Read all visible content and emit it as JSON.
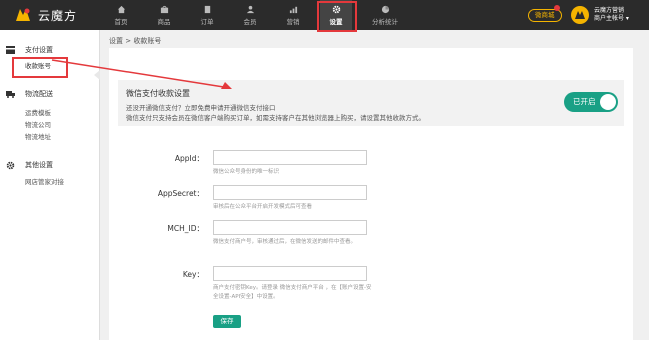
{
  "app": {
    "name": "云魔方"
  },
  "nav": [
    {
      "label": "首页",
      "icon": "home-icon"
    },
    {
      "label": "商品",
      "icon": "bag-icon"
    },
    {
      "label": "订单",
      "icon": "document-icon"
    },
    {
      "label": "会员",
      "icon": "user-icon"
    },
    {
      "label": "营销",
      "icon": "chart-bars-icon"
    },
    {
      "label": "设置",
      "icon": "gear-icon",
      "active": true
    },
    {
      "label": "分析统计",
      "icon": "pie-icon"
    }
  ],
  "header": {
    "shop_label": "微商城",
    "user_name": "云魔方营销",
    "user_role": "商户主帐号"
  },
  "sidebar": {
    "groups": [
      {
        "label": "支付设置",
        "icon": "card-icon",
        "items": [
          "收款账号"
        ]
      },
      {
        "label": "物流配送",
        "icon": "truck-icon",
        "items": [
          "运费模板",
          "物流公司",
          "物流地址"
        ]
      },
      {
        "label": "其他设置",
        "icon": "gear-icon",
        "items": [
          "网店管家对接"
        ]
      }
    ],
    "active_item": "收款账号"
  },
  "breadcrumb": "设置 > 收款账号",
  "notice": {
    "title": "微信支付收款设置",
    "line1": "还没开通微信支付？立即免费申请开通微信支付接口",
    "line2": "微信支付只支持会员在微信客户端购买订单，如需支持客户在其他浏览器上购买，请设置其他收款方式。",
    "toggle_label": "已开启",
    "enabled": true
  },
  "form": {
    "fields": [
      {
        "label": "AppId：",
        "value": "",
        "help": "微信公众号身份的唯一标识"
      },
      {
        "label": "AppSecret：",
        "value": "",
        "help": "审核后在公众平台开启开发模式后可查看"
      },
      {
        "label": "MCH_ID：",
        "value": "",
        "help": "微信支付商户号，审核通过后，在微信发送的邮件中查看。"
      },
      {
        "label": "Key：",
        "value": "",
        "help": "商户支付密钥Key。请登录 微信支付商户平台 ，在【账户设置-安全设置-API安全】中设置。"
      }
    ],
    "save_label": "保存"
  },
  "colors": {
    "accent": "#19a085",
    "highlight": "#e4393c",
    "brand": "#f5b400",
    "topbar": "#2b2b2b"
  }
}
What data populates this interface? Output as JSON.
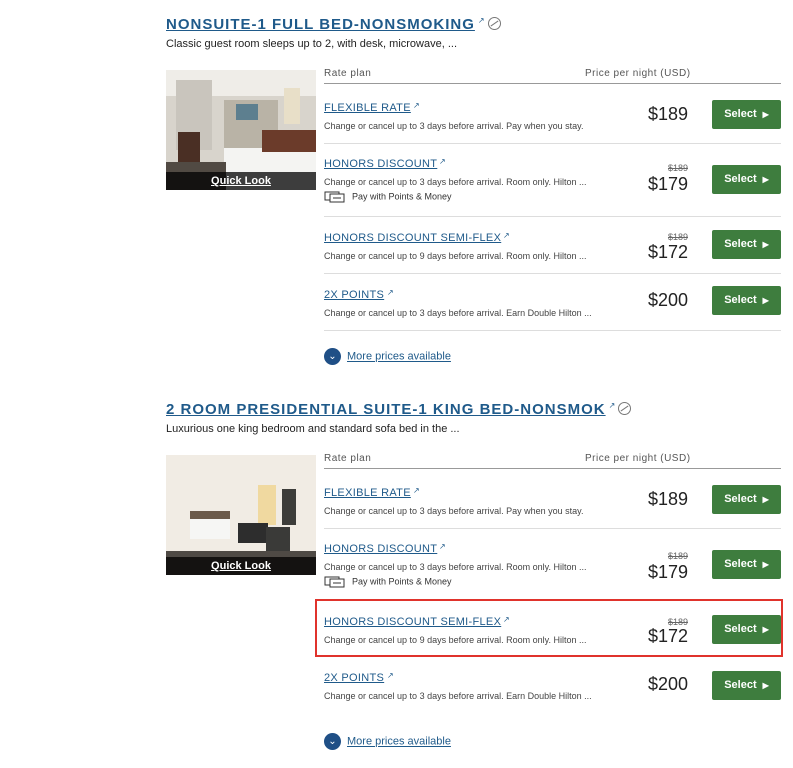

Goal
Gather up the lines that contain the word "收款账号".

Full response
          "收款账号"
    "active_item": "收款账号"
  "breadcrumb": "设置 > 收款账号",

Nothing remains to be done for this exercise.